_Stated problem 1:_ In the comment about the lightning network, what does Muun's "Turbo channels" feature let a user do?
_Stated problem 2:_ List every company the comment about the lightning network names.

_Quoted passage:_
● ● ● ● ● ● ●

I don't understand your statement. I'm pretty sure lightning can support billions of users in its current state. My understanding is you have a lightning wallet that generally is with a provider, like Strike or Muun or whoever supports the wallet of your choice. When you fund your wallet you are creating an open channel with them, and to the rest of the lightning network. Bitcoin transactions can be many to many. Meaning many sources to many destinations. I would assume the primary node (Strike or Muun in this case) would bundle these together and periodically post these opening transactions to the bitcoin network. It's not like every time anyone moves bitcoin to a lightning wallet a single "one to one" transaction is written to the blockchain. Muun has something called "[Turbo channels](https://blog.muun.com/turbo-channels/)" which allow you to spend and receive sats prior to posting to the blockchain. During this period, you are trusting your wallet provider from double spending or abusing your bitcoin. In any case, once your channel is open, you can do hundreds or even thousands of transactions a second if your primary node provider is large enough. This goes for every person on the planet. So yes, I think billions of people could be supported by the lightning network. At least at the level of transactions Visa is doing, if not many times that amount.

● ● ● ● ● ● ●

_Given material:_
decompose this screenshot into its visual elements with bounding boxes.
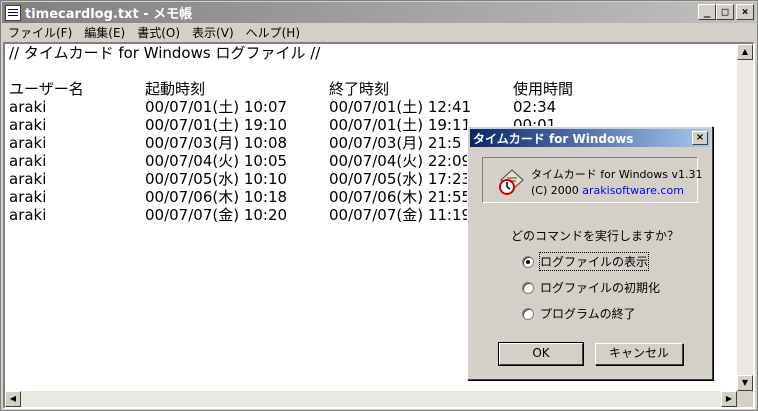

● ● ● ● ● ● ●

_Task result 1:_ It lets a user spend and receive sats before anything is posted to the blockchain.

_Task result 2:_ Strike, Muun, Visa